-- Task input --
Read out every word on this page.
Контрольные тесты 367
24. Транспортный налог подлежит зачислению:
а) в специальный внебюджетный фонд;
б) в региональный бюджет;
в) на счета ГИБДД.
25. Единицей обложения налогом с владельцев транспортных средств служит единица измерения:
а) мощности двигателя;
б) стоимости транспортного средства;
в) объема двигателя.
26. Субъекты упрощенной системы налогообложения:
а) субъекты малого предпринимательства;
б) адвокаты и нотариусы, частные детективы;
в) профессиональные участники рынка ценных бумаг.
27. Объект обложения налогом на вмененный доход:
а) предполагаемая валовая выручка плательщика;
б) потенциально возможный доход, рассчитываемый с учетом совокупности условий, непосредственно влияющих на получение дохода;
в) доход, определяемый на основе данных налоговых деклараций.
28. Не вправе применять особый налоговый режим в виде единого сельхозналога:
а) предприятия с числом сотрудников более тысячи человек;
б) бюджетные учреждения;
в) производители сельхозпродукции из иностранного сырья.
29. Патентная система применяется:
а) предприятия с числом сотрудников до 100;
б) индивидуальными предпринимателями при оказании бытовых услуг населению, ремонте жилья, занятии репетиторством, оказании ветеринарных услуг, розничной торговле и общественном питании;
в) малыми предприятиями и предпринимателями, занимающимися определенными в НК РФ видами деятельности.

-- What you have to do --
Send back every record, precisely as written.

-- Worked answer --
Read out every word on this page.
Контрольные тесты 367
24. Транспортный налог подлежит зачислению:
а) в специальный внебюджетный фонд;
б) в региональный бюджет;
в) на счета ГИБДД.
25. Единицей обложения налогом с владельцев транспортных средств служит единица измерения:
а) мощности двигателя;
б) стоимости транспортного средства;
в) объема двигателя.
26. Субъекты упрощенной системы налогообложения:
а) субъекты малого предпринимательства;
б) адвокаты и нотариусы, частные детективы;
в) профессиональные участники рынка ценных бумаг.
27. Объект обложения налогом на вмененный доход:
а) предполагаемая валовая выручка плательщика;
б) потенциально возможный доход, рассчитываемый с учетом совокупности условий, непосредственно влияющих на получение дохода;
в) доход, определяемый на основе данных налоговых деклараций.
28. Не вправе применять особый налоговый режим в виде единого сельхозналога:
а) предприятия с числом сотрудников более тысячи человек;
б) бюджетные учреждения;
в) производители сельхозпродукции из иностранного сырья.
29. Патентная система применяется:
а) предприятия с числом сотрудников до 100;
б) индивидуальными предпринимателями при оказании бытовых услуг населению, ремонте жилья, занятии репетиторством, оказании ветеринарных услуг, розничной торговле и общественном питании;
в) малыми предприятиями и предпринимателями, занимающимися определенными в НК РФ видами деятельности.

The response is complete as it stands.